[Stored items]
────

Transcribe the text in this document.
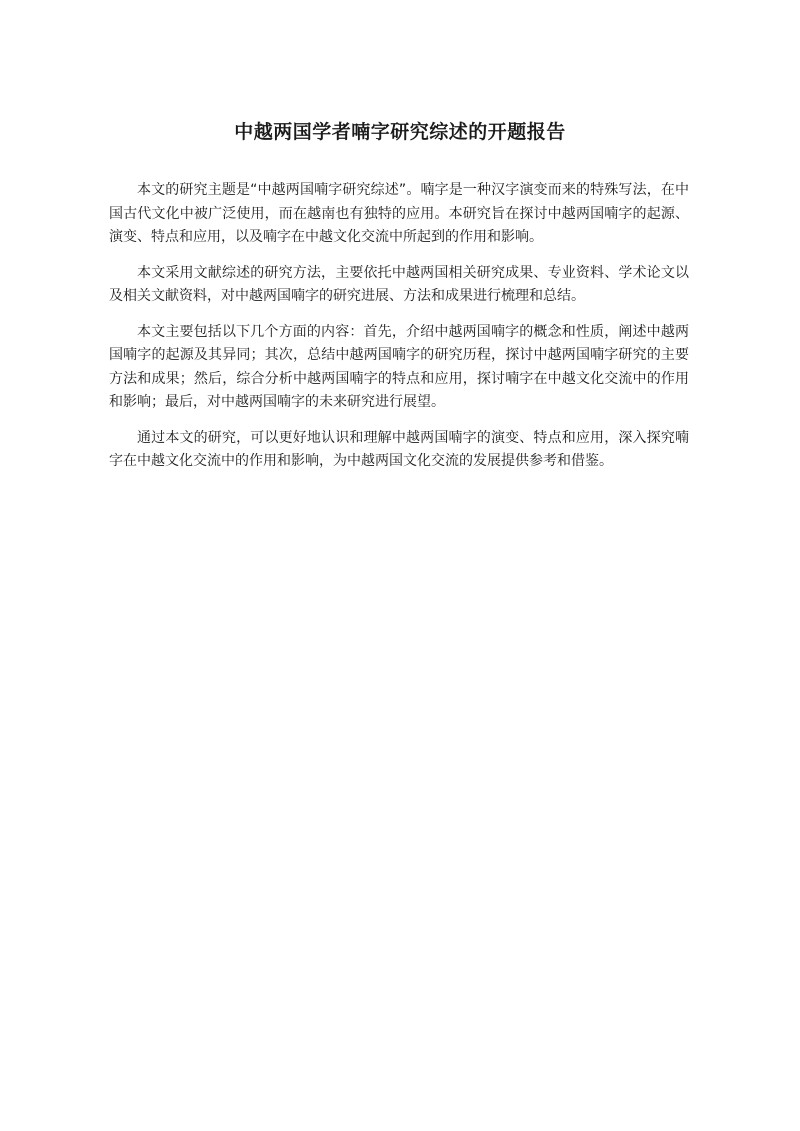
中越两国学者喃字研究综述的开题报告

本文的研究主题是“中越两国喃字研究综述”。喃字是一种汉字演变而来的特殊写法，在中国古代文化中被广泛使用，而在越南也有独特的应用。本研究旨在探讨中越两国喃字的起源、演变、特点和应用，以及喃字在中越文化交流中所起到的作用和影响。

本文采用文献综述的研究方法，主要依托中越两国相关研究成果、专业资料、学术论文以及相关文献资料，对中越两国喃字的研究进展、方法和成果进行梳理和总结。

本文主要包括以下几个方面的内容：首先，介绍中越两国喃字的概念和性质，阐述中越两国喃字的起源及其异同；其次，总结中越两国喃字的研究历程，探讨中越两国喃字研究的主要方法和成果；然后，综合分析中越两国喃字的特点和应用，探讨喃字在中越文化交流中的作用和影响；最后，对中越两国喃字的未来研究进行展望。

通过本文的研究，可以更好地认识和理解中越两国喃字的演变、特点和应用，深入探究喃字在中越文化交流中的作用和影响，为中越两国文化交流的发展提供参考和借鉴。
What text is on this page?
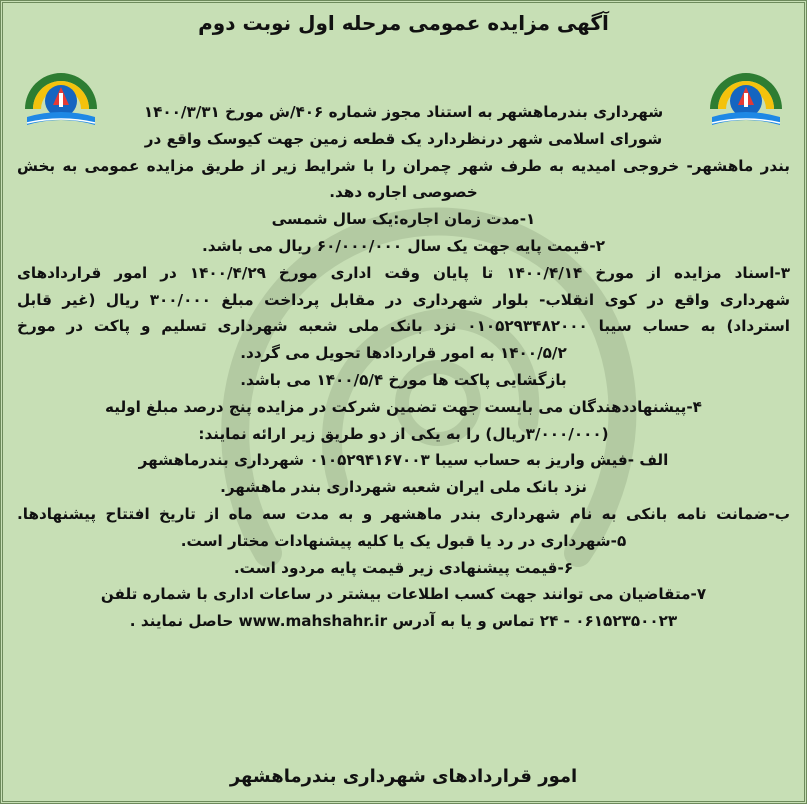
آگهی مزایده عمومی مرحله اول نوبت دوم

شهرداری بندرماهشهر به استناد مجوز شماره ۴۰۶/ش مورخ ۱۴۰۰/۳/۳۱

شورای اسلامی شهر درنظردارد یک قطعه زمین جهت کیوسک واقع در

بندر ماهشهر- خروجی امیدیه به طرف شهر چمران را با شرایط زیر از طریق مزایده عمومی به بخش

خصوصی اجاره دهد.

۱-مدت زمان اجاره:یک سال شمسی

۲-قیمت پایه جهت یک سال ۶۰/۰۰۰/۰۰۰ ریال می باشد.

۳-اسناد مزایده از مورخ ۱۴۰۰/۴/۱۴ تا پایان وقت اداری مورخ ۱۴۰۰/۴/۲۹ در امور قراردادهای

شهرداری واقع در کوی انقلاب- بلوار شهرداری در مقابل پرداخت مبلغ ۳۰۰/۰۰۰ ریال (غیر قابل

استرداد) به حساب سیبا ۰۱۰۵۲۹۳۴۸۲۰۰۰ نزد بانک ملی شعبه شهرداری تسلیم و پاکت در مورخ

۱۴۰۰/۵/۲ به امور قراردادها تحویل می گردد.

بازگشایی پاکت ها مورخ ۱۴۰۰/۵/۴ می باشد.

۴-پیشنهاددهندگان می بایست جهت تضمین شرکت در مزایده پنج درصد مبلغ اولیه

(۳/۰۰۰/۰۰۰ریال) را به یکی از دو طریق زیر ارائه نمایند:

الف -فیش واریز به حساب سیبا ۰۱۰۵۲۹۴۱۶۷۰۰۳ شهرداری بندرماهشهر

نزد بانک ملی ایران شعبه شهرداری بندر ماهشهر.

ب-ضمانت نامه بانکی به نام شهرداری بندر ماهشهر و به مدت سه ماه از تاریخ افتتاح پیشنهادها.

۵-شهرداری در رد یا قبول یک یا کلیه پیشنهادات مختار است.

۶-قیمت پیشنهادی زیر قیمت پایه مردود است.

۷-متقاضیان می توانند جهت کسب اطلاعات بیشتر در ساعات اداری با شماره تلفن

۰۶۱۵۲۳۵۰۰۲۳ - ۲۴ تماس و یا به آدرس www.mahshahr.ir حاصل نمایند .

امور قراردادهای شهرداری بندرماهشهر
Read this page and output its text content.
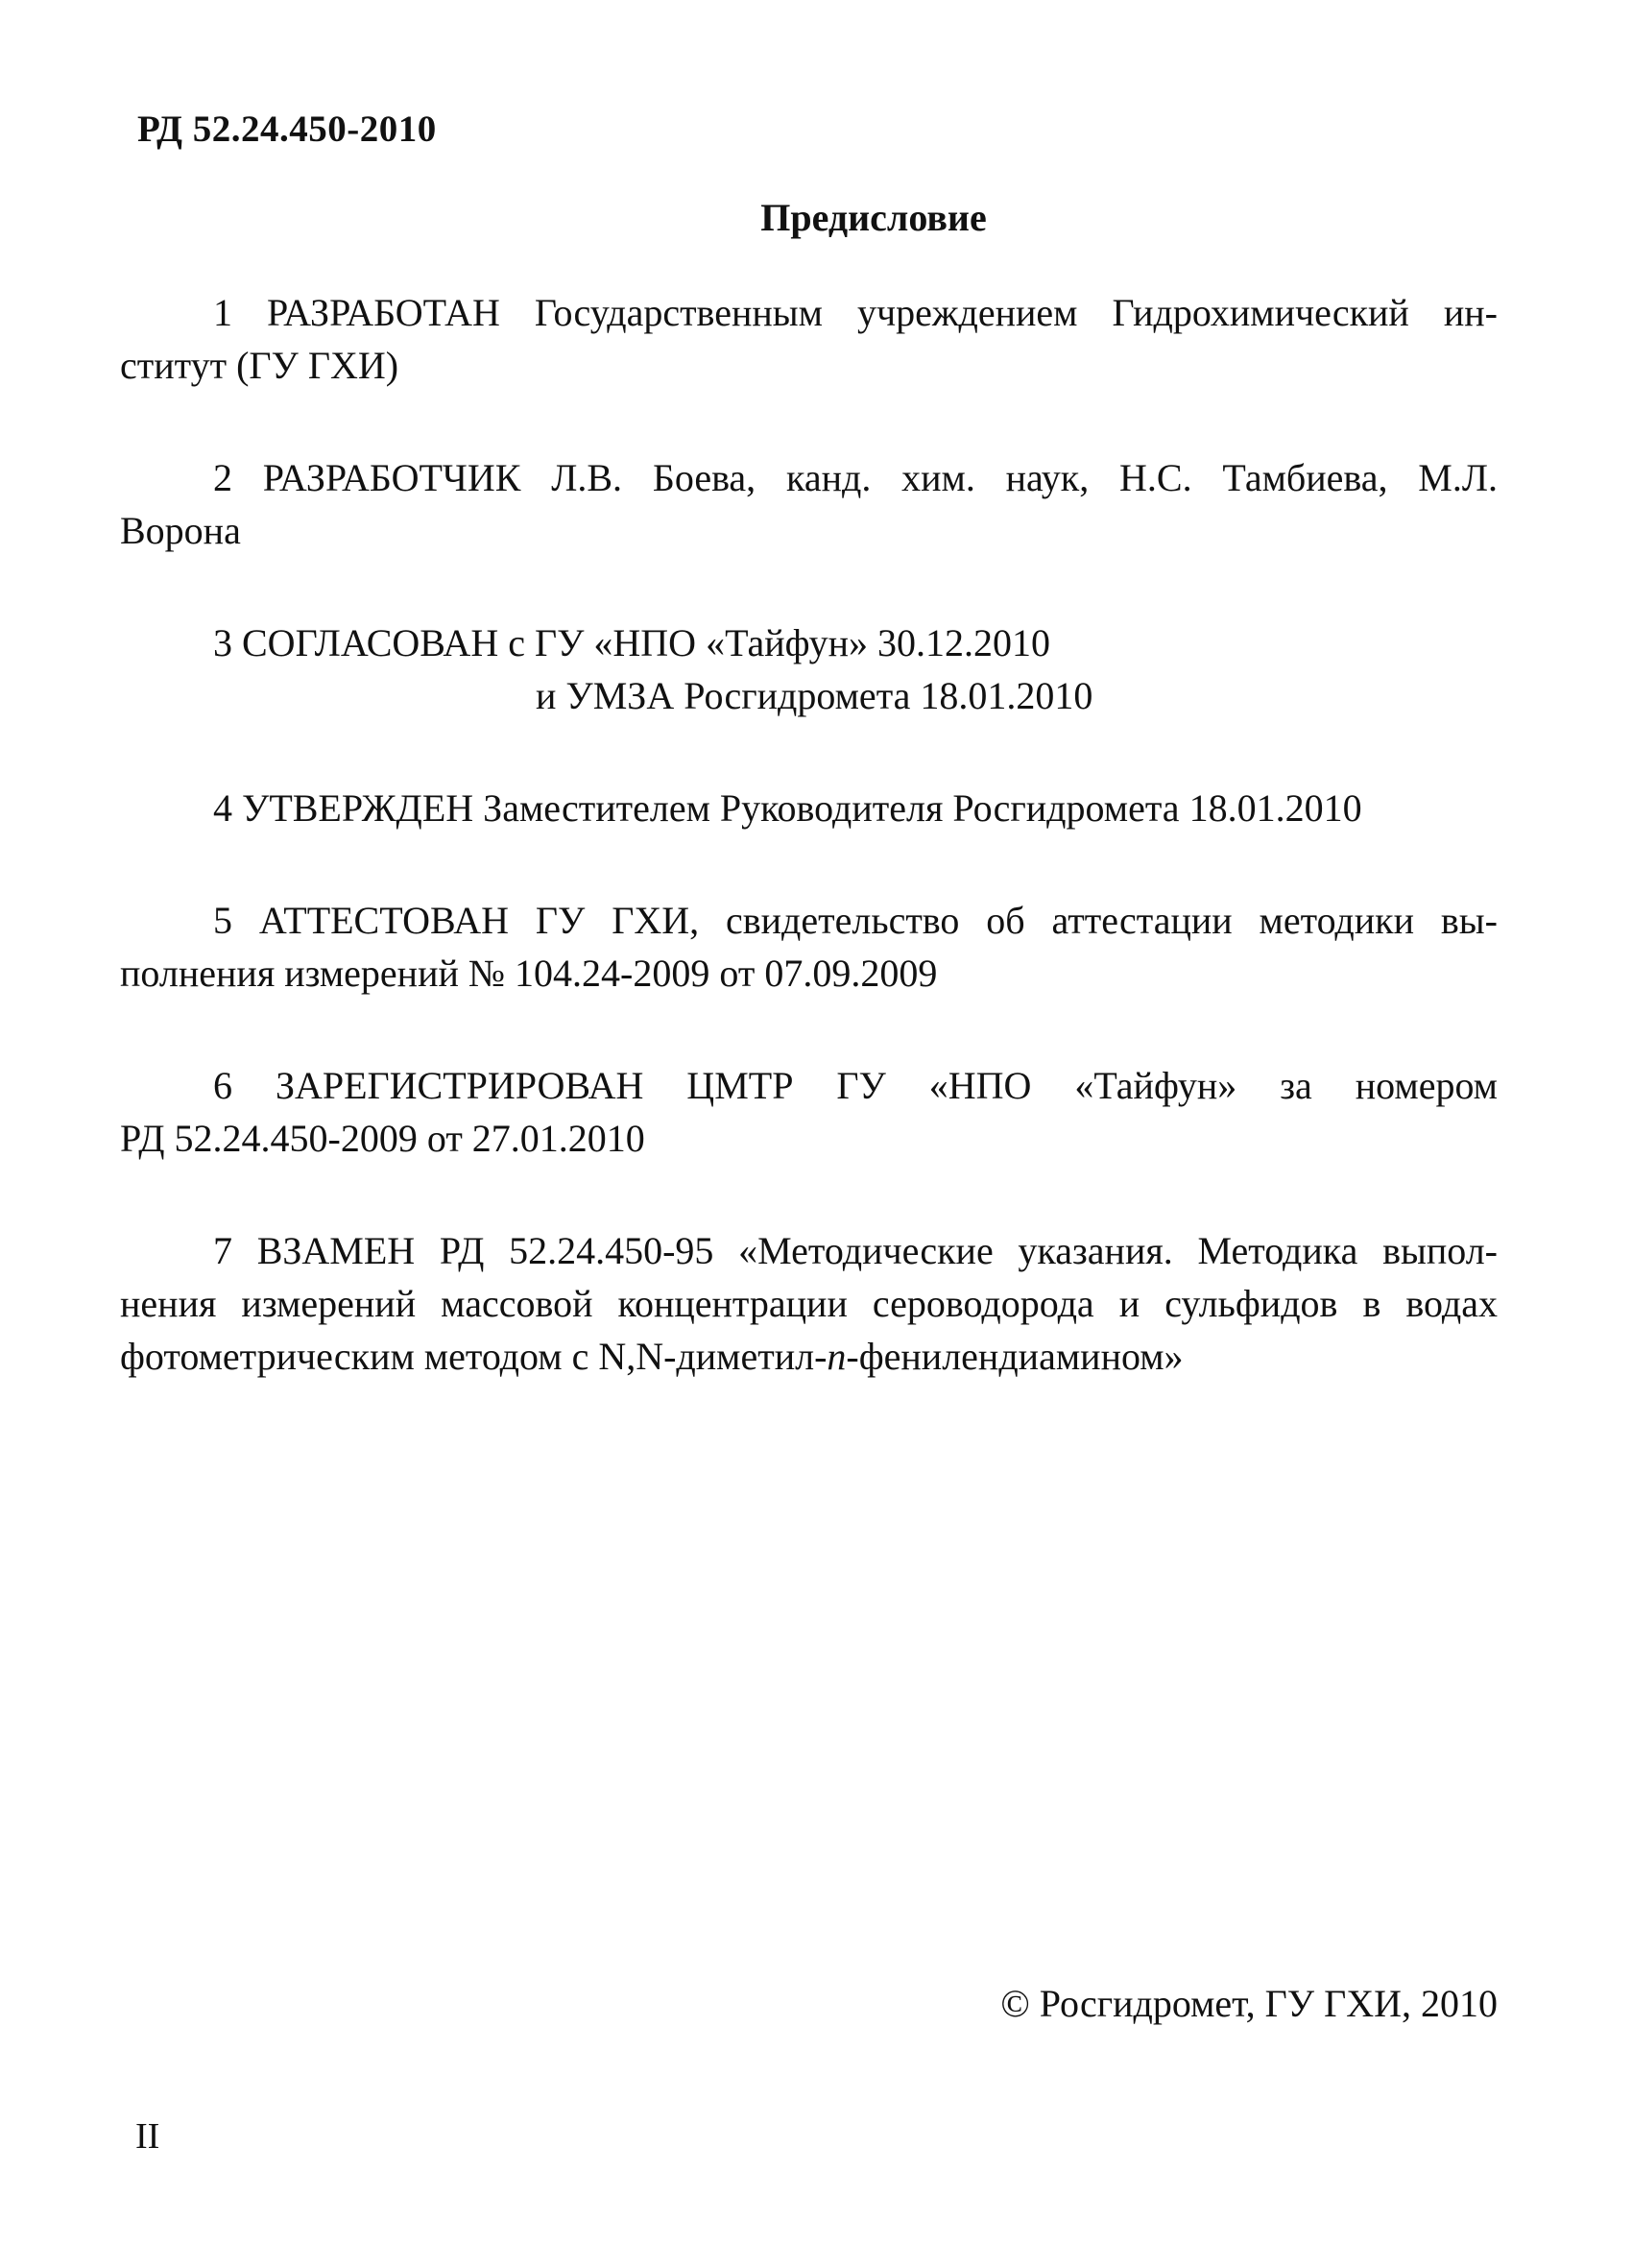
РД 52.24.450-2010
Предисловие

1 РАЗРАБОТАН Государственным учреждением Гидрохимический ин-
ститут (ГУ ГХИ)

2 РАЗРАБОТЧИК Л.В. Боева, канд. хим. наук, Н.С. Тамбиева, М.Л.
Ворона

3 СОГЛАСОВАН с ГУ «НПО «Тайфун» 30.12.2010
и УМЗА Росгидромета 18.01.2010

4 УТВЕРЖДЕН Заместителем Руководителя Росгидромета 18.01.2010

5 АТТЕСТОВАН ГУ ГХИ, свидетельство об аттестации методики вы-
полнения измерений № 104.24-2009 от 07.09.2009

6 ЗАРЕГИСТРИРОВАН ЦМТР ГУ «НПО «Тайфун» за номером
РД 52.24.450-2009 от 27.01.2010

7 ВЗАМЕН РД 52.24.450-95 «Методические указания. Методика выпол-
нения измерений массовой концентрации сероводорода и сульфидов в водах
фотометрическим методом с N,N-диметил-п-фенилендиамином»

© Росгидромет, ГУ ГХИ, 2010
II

────

Written instruction. Repeat the material verbatim. Do not carry over any picture.

Solution to the exercise.
Transcribe the text in this document.
中越两国学者喃字研究综述的开题报告

本文的研究主题是“中越两国喃字研究综述”。喃字是一种汉字演变而来的特殊写法，在中国古代文化中被广泛使用，而在越南也有独特的应用。本研究旨在探讨中越两国喃字的起源、演变、特点和应用，以及喃字在中越文化交流中所起到的作用和影响。

本文采用文献综述的研究方法，主要依托中越两国相关研究成果、专业资料、学术论文以及相关文献资料，对中越两国喃字的研究进展、方法和成果进行梳理和总结。

本文主要包括以下几个方面的内容：首先，介绍中越两国喃字的概念和性质，阐述中越两国喃字的起源及其异同；其次，总结中越两国喃字的研究历程，探讨中越两国喃字研究的主要方法和成果；然后，综合分析中越两国喃字的特点和应用，探讨喃字在中越文化交流中的作用和影响；最后，对中越两国喃字的未来研究进行展望。

通过本文的研究，可以更好地认识和理解中越两国喃字的演变、特点和应用，深入探究喃字在中越文化交流中的作用和影响，为中越两国文化交流的发展提供参考和借鉴。
What text is on this page?
آگهی مزایده عمومی مرحله اول نوبت دوم

شهرداری بندرماهشهر به استناد مجوز شماره ۴۰۶/ش مورخ ۱۴۰۰/۳/۳۱

شورای اسلامی شهر درنظردارد یک قطعه زمین جهت کیوسک واقع در

بندر ماهشهر- خروجی امیدیه به طرف شهر چمران را با شرایط زیر از طریق مزایده عمومی به بخش

خصوصی اجاره دهد.

۱-مدت زمان اجاره:یک سال شمسی

۲-قیمت پایه جهت یک سال ۶۰/۰۰۰/۰۰۰ ریال می باشد.

۳-اسناد مزایده از مورخ ۱۴۰۰/۴/۱۴ تا پایان وقت اداری مورخ ۱۴۰۰/۴/۲۹ در امور قراردادهای

شهرداری واقع در کوی انقلاب- بلوار شهرداری در مقابل پرداخت مبلغ ۳۰۰/۰۰۰ ریال (غیر قابل

استرداد) به حساب سیبا ۰۱۰۵۲۹۳۴۸۲۰۰۰ نزد بانک ملی شعبه شهرداری تسلیم و پاکت در مورخ

۱۴۰۰/۵/۲ به امور قراردادها تحویل می گردد.

بازگشایی پاکت ها مورخ ۱۴۰۰/۵/۴ می باشد.

۴-پیشنهاددهندگان می بایست جهت تضمین شرکت در مزایده پنج درصد مبلغ اولیه

(۳/۰۰۰/۰۰۰ریال) را به یکی از دو طریق زیر ارائه نمایند:

الف -فیش واریز به حساب سیبا ۰۱۰۵۲۹۴۱۶۷۰۰۳ شهرداری بندرماهشهر

نزد بانک ملی ایران شعبه شهرداری بندر ماهشهر.

ب-ضمانت نامه بانکی به نام شهرداری بندر ماهشهر و به مدت سه ماه از تاریخ افتتاح پیشنهادها.

۵-شهرداری در رد یا قبول یک یا کلیه پیشنهادات مختار است.

۶-قیمت پیشنهادی زیر قیمت پایه مردود است.

۷-متقاضیان می توانند جهت کسب اطلاعات بیشتر در ساعات اداری با شماره تلفن

۰۶۱۵۲۳۵۰۰۲۳ - ۲۴ تماس و یا به آدرس www.mahshahr.ir حاصل نمایند .

امور قراردادهای شهرداری بندرماهشهر
Read this page and output its text content.
РД 52.24.450-2010
Предисловие

1 РАЗРАБОТАН Государственным учреждением Гидрохимический ин-
ститут (ГУ ГХИ)

2 РАЗРАБОТЧИК Л.В. Боева, канд. хим. наук, Н.С. Тамбиева, М.Л.
Ворона

3 СОГЛАСОВАН с ГУ «НПО «Тайфун» 30.12.2010
и УМЗА Росгидромета 18.01.2010

4 УТВЕРЖДЕН Заместителем Руководителя Росгидромета 18.01.2010

5 АТТЕСТОВАН ГУ ГХИ, свидетельство об аттестации методики вы-
полнения измерений № 104.24-2009 от 07.09.2009

6 ЗАРЕГИСТРИРОВАН ЦМТР ГУ «НПО «Тайфун» за номером
РД 52.24.450-2009 от 27.01.2010

7 ВЗАМЕН РД 52.24.450-95 «Методические указания. Методика выпол-
нения измерений массовой концентрации сероводорода и сульфидов в водах
фотометрическим методом с N,N-диметил-п-фенилендиамином»

© Росгидромет, ГУ ГХИ, 2010
II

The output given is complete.